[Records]
--

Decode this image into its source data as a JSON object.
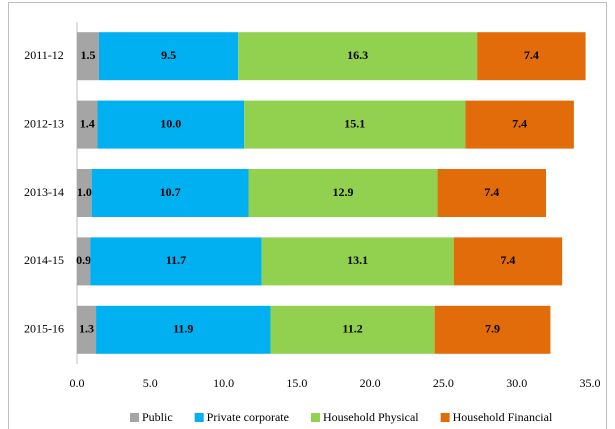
{
  "chart_data": {
    "type": "bar",
    "orientation": "horizontal",
    "stacked": true,
    "legend": "bottom",
    "categories": [
      "2011-12",
      "2012-13",
      "2013-14",
      "2014-15",
      "2015-16"
    ],
    "series": [
      {
        "name": "Public",
        "color": "#a5a5a5",
        "values": [
          1.5,
          1.4,
          1.0,
          0.9,
          1.3
        ],
        "value_labels": [
          "1.5",
          "1.4",
          "1.0",
          "0.9",
          "1.3"
        ]
      },
      {
        "name": "Private corporate",
        "color": "#00b0f0",
        "values": [
          9.5,
          10.0,
          10.7,
          11.7,
          11.9
        ],
        "value_labels": [
          "9.5",
          "10.0",
          "10.7",
          "11.7",
          "11.9"
        ]
      },
      {
        "name": "Household Physical",
        "color": "#92d050",
        "values": [
          16.3,
          15.1,
          12.9,
          13.1,
          11.2
        ],
        "value_labels": [
          "16.3",
          "15.1",
          "12.9",
          "13.1",
          "11.2"
        ]
      },
      {
        "name": "Household Financial",
        "color": "#e36c0a",
        "values": [
          7.4,
          7.4,
          7.4,
          7.4,
          7.9
        ],
        "value_labels": [
          "7.4",
          "7.4",
          "7.4",
          "7.4",
          "7.9"
        ]
      }
    ],
    "xlim": [
      0,
      35
    ],
    "xticks": [
      {
        "value": 0,
        "label": "0.0"
      },
      {
        "value": 5,
        "label": "5.0"
      },
      {
        "value": 10,
        "label": "10.0"
      },
      {
        "value": 15,
        "label": "15.0"
      },
      {
        "value": 20,
        "label": "20.0"
      },
      {
        "value": 25,
        "label": "25.0"
      },
      {
        "value": 30,
        "label": "30.0"
      },
      {
        "value": 35,
        "label": "35.0"
      }
    ]
  }
}
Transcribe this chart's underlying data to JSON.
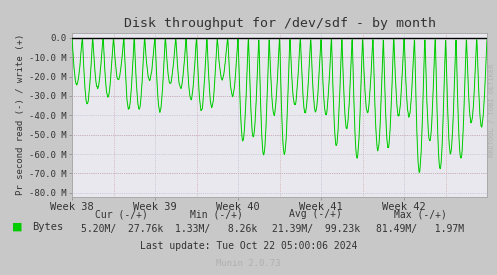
{
  "title": "Disk throughput for /dev/sdf - by month",
  "ylabel": "Pr second read (-) / write (+)",
  "ylim": [
    -82000000,
    2500000
  ],
  "yticks": [
    0.0,
    -10000000,
    -20000000,
    -30000000,
    -40000000,
    -50000000,
    -60000000,
    -70000000,
    -80000000
  ],
  "ytick_labels": [
    "0.0",
    "-10.0 M",
    "-20.0 M",
    "-30.0 M",
    "-40.0 M",
    "-50.0 M",
    "-60.0 M",
    "-70.0 M",
    "-80.0 M"
  ],
  "xtick_labels": [
    "Week 38",
    "Week 39",
    "Week 40",
    "Week 41",
    "Week 42"
  ],
  "xtick_positions": [
    0.0,
    1.0,
    2.0,
    3.0,
    4.0
  ],
  "fig_bg_color": "#c8c8c8",
  "plot_bg_color": "#e8e8ee",
  "outer_bg_color": "#c8c8c8",
  "grid_blue_color": "#b0b0cc",
  "grid_red_color": "#cc9999",
  "line_color": "#00e000",
  "line_color_dark": "#006600",
  "zero_line_color": "#000000",
  "text_color": "#333333",
  "watermark_color": "#b0b0b0",
  "legend_sq_color": "#00cc00",
  "legend_text": "Bytes",
  "cur_header": "Cur (-/+)",
  "min_header": "Min (-/+)",
  "avg_header": "Avg (-/+)",
  "max_header": "Max (-/+)",
  "cur_val": "5.20M/  27.76k",
  "min_val": "1.33M/   8.26k",
  "avg_val": "21.39M/  99.23k",
  "max_val": "81.49M/   1.97M",
  "last_update": "Last update: Tue Oct 22 05:00:06 2024",
  "munin_version": "Munin 2.0.73",
  "watermark": "RRDTOOL / TOBI OETIKER",
  "xlim": [
    0,
    5
  ],
  "n_spikes_per_week": 8,
  "seed": 12
}
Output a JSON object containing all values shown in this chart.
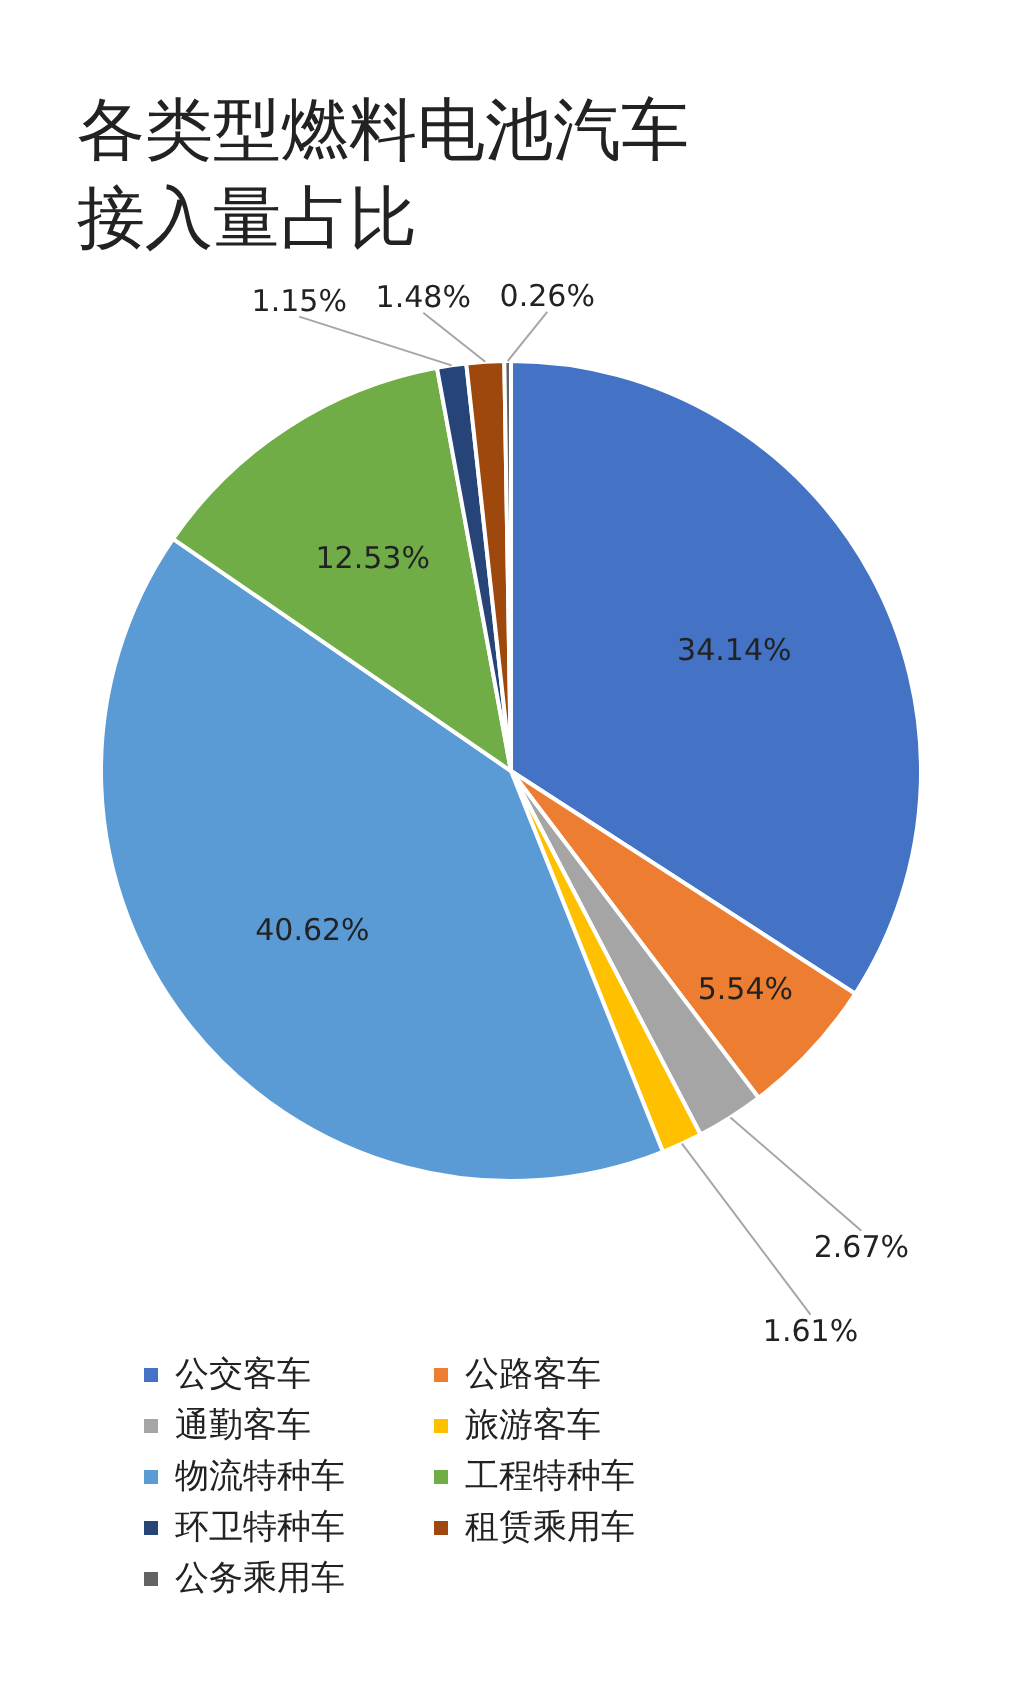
{
  "chart_data": {
    "type": "pie",
    "title": "各类型燃料电池汽车接入量占比",
    "categories": [
      "公交客车",
      "公路客车",
      "通勤客车",
      "旅游客车",
      "物流特种车",
      "工程特种车",
      "环卫特种车",
      "租赁乘用车",
      "公务乘用车"
    ],
    "values": [
      34.14,
      5.54,
      2.67,
      1.61,
      40.62,
      12.53,
      1.15,
      1.48,
      0.26
    ],
    "colors": [
      "#4472c4",
      "#ed7d31",
      "#a5a5a5",
      "#ffc000",
      "#5b9bd5",
      "#70ad47",
      "#264478",
      "#9e480e",
      "#636363"
    ],
    "value_labels": [
      "34.14%",
      "5.54%",
      "2.67%",
      "1.61%",
      "40.62%",
      "12.53%",
      "1.15%",
      "1.48%",
      "0.26%"
    ],
    "legend": "bottom"
  }
}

--

#### [THE REQUEST]
Reproduce verbatim, and only, the lines starting at the one that contains "Transcribe this chart's" and ending with the final line of the records; leave out the pictures.

#### [ANSWER]
Transcribe this chart's underlying data to JSON.
{
  "title": "Disk throughput for /dev/sdf - by month",
  "ylabel": "Pr second read (-) / write (+)",
  "ylim": [
    -82000000,
    2500000
  ],
  "yticks": [
    0.0,
    -10000000,
    -20000000,
    -30000000,
    -40000000,
    -50000000,
    -60000000,
    -70000000,
    -80000000
  ],
  "ytick_labels": [
    "0.0",
    "-10.0 M",
    "-20.0 M",
    "-30.0 M",
    "-40.0 M",
    "-50.0 M",
    "-60.0 M",
    "-70.0 M",
    "-80.0 M"
  ],
  "xtick_labels": [
    "Week 38",
    "Week 39",
    "Week 40",
    "Week 41",
    "Week 42"
  ],
  "xtick_positions": [
    0.0,
    1.0,
    2.0,
    3.0,
    4.0
  ],
  "fig_bg_color": "#c8c8c8",
  "plot_bg_color": "#e8e8ee",
  "outer_bg_color": "#c8c8c8",
  "grid_blue_color": "#b0b0cc",
  "grid_red_color": "#cc9999",
  "line_color": "#00e000",
  "line_color_dark": "#006600",
  "zero_line_color": "#000000",
  "text_color": "#333333",
  "watermark_color": "#b0b0b0",
  "legend_sq_color": "#00cc00",
  "legend_text": "Bytes",
  "cur_header": "Cur (-/+)",
  "min_header": "Min (-/+)",
  "avg_header": "Avg (-/+)",
  "max_header": "Max (-/+)",
  "cur_val": "5.20M/  27.76k",
  "min_val": "1.33M/   8.26k",
  "avg_val": "21.39M/  99.23k",
  "max_val": "81.49M/   1.97M",
  "last_update": "Last update: Tue Oct 22 05:00:06 2024",
  "munin_version": "Munin 2.0.73",
  "watermark": "RRDTOOL / TOBI OETIKER",
  "xlim": [
    0,
    5
  ],
  "n_spikes_per_week": 8,
  "seed": 12
}
Output a JSON object containing all values shown in this chart.
{
  "chart_data": {
    "type": "pie",
    "title": "各类型燃料电池汽车接入量占比",
    "categories": [
      "公交客车",
      "公路客车",
      "通勤客车",
      "旅游客车",
      "物流特种车",
      "工程特种车",
      "环卫特种车",
      "租赁乘用车",
      "公务乘用车"
    ],
    "values": [
      34.14,
      5.54,
      2.67,
      1.61,
      40.62,
      12.53,
      1.15,
      1.48,
      0.26
    ],
    "colors": [
      "#4472c4",
      "#ed7d31",
      "#a5a5a5",
      "#ffc000",
      "#5b9bd5",
      "#70ad47",
      "#264478",
      "#9e480e",
      "#636363"
    ],
    "value_labels": [
      "34.14%",
      "5.54%",
      "2.67%",
      "1.61%",
      "40.62%",
      "12.53%",
      "1.15%",
      "1.48%",
      "0.26%"
    ],
    "legend": "bottom"
  }
}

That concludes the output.